**GOAL:**
Rewrite the listing from its start through the line containing "actual-cap-hit-value-2023-2024: $5,333,333 —", swapping "annotation" for "note" and leaving everything else unchanged.
────────────────
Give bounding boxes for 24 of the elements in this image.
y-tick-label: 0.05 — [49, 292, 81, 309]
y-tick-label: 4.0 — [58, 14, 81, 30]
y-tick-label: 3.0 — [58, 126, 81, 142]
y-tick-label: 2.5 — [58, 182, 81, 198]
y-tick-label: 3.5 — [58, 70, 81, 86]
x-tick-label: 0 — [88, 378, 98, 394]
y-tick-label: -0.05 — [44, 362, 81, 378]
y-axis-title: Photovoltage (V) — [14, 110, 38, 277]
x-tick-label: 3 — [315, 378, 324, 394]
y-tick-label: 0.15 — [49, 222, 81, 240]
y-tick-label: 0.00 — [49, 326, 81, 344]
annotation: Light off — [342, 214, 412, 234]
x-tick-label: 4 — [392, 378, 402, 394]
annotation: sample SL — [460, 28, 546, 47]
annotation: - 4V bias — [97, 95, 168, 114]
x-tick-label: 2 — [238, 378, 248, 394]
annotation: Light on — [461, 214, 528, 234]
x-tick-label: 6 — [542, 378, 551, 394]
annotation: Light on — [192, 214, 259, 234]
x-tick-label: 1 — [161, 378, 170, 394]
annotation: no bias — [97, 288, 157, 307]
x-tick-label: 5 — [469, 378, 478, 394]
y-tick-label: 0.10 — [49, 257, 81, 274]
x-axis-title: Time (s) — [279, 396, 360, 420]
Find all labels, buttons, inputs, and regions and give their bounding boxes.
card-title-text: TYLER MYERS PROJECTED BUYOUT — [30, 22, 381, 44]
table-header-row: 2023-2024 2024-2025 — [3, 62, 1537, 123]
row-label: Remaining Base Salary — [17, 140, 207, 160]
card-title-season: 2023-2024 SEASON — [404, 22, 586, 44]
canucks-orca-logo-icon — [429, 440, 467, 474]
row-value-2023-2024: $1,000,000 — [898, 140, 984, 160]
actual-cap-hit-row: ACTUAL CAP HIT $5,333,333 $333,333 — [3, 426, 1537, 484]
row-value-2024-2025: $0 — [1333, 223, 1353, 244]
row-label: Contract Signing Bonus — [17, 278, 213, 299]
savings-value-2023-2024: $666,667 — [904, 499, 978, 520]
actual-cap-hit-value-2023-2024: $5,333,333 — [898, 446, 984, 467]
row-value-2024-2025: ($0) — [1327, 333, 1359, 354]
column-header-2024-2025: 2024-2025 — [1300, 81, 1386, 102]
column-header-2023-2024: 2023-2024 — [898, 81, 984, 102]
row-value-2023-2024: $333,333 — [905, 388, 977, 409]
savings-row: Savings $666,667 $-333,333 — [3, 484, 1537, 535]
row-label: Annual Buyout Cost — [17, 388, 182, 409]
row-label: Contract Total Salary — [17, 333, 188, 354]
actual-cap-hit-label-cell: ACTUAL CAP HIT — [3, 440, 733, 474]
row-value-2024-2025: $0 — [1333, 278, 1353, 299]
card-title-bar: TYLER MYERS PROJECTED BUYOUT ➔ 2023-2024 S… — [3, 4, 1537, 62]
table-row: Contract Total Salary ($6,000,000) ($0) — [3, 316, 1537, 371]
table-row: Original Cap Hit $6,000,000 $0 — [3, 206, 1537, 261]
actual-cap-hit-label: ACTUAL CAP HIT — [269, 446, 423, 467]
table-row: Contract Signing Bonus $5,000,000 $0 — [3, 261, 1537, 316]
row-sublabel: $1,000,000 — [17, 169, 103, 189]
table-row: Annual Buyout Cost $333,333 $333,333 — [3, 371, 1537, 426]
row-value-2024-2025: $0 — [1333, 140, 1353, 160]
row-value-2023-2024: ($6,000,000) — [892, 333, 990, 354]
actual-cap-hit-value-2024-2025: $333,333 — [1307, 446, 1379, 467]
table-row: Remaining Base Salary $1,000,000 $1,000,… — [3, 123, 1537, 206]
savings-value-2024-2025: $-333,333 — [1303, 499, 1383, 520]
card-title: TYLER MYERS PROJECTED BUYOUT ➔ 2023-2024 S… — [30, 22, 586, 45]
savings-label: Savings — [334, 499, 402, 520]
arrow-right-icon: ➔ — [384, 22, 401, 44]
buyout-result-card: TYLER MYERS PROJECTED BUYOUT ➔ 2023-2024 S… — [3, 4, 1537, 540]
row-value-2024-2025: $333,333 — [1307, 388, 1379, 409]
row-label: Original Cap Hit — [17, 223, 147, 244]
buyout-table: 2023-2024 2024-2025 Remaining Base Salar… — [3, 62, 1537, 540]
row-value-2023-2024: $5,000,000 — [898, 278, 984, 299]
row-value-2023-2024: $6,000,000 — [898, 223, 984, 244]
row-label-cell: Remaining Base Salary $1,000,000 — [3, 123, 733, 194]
────────────────
**ANSWER BELOW:**
Give bounding boxes for 24 of the elements in this image.
y-tick-label: 0.05 — [49, 292, 81, 309]
y-tick-label: 4.0 — [58, 14, 81, 30]
y-tick-label: 3.0 — [58, 126, 81, 142]
y-tick-label: 2.5 — [58, 182, 81, 198]
y-tick-label: 3.5 — [58, 70, 81, 86]
x-tick-label: 0 — [88, 378, 98, 394]
y-tick-label: -0.05 — [44, 362, 81, 378]
y-axis-title: Photovoltage (V) — [14, 110, 38, 277]
x-tick-label: 3 — [315, 378, 324, 394]
y-tick-label: 0.15 — [49, 222, 81, 240]
y-tick-label: 0.00 — [49, 326, 81, 344]
note: Light off — [342, 214, 412, 234]
x-tick-label: 4 — [392, 378, 402, 394]
note: sample SL — [460, 28, 546, 47]
note: - 4V bias — [97, 95, 168, 114]
x-tick-label: 2 — [238, 378, 248, 394]
note: Light on — [461, 214, 528, 234]
x-tick-label: 6 — [542, 378, 551, 394]
note: Light on — [192, 214, 259, 234]
x-tick-label: 1 — [161, 378, 170, 394]
note: no bias — [97, 288, 157, 307]
x-tick-label: 5 — [469, 378, 478, 394]
y-tick-label: 0.10 — [49, 257, 81, 274]
x-axis-title: Time (s) — [279, 396, 360, 420]
Find all labels, buttons, inputs, and regions and give their bounding boxes.
card-title-text: TYLER MYERS PROJECTED BUYOUT — [30, 22, 381, 44]
table-header-row: 2023-2024 2024-2025 — [3, 62, 1537, 123]
row-label: Remaining Base Salary — [17, 140, 207, 160]
card-title-season: 2023-2024 SEASON — [404, 22, 586, 44]
canucks-orca-logo-icon — [429, 440, 467, 474]
row-value-2023-2024: $1,000,000 — [898, 140, 984, 160]
actual-cap-hit-row: ACTUAL CAP HIT $5,333,333 $333,333 — [3, 426, 1537, 484]
row-value-2024-2025: $0 — [1333, 223, 1353, 244]
row-label: Contract Signing Bonus — [17, 278, 213, 299]
savings-value-2023-2024: $666,667 — [904, 499, 978, 520]
actual-cap-hit-value-2023-2024: $5,333,333 — [898, 446, 984, 467]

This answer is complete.